§ **WORK INSTRUCTIONS**
Count the lines in the entries below that include the word "Obama". Give nothing but the number.

§ **RECORDS**
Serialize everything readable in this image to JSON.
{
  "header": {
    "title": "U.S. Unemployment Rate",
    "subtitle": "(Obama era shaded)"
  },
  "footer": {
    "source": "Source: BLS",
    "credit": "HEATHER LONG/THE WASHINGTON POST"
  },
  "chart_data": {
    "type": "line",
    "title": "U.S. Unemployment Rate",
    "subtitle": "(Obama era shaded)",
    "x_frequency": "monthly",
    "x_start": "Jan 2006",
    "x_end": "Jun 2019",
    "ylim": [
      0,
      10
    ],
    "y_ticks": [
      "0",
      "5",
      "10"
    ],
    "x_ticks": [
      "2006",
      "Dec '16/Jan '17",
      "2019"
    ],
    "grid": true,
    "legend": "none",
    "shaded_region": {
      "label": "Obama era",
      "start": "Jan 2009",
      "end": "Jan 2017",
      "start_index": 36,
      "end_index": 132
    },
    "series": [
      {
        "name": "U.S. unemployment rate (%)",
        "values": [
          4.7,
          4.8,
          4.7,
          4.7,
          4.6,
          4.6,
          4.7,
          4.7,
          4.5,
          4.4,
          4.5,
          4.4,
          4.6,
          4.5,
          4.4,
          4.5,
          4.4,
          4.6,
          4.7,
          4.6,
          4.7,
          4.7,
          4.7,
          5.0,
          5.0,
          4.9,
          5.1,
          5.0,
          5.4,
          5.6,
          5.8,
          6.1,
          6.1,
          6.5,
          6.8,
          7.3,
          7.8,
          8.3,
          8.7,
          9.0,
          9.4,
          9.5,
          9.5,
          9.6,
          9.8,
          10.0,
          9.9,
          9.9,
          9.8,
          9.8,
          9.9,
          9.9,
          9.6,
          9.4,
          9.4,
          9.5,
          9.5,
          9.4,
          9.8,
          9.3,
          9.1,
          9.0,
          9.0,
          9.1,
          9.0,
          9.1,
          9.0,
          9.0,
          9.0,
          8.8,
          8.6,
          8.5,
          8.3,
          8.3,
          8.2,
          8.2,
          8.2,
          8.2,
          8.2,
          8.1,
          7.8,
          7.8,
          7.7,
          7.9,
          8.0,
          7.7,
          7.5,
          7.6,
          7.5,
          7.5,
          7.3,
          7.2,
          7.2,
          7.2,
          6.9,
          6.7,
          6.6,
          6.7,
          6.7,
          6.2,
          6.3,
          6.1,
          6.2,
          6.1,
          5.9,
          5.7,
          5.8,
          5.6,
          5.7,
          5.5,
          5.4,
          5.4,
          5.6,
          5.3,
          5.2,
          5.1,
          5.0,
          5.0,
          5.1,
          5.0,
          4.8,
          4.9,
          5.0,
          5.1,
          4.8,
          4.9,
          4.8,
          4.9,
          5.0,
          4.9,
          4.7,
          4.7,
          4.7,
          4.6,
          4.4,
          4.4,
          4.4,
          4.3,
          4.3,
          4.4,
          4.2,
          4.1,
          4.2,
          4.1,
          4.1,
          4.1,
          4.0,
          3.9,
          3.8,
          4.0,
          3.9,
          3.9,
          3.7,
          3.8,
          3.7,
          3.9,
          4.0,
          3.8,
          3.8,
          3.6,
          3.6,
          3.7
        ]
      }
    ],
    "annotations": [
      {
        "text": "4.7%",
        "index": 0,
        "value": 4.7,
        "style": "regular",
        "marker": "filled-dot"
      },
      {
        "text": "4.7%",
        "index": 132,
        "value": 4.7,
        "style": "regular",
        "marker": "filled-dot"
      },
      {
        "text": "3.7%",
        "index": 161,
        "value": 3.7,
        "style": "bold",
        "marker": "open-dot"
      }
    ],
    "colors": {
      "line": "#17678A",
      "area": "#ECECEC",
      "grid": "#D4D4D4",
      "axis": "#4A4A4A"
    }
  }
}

§ **FULL RESPONSE**
3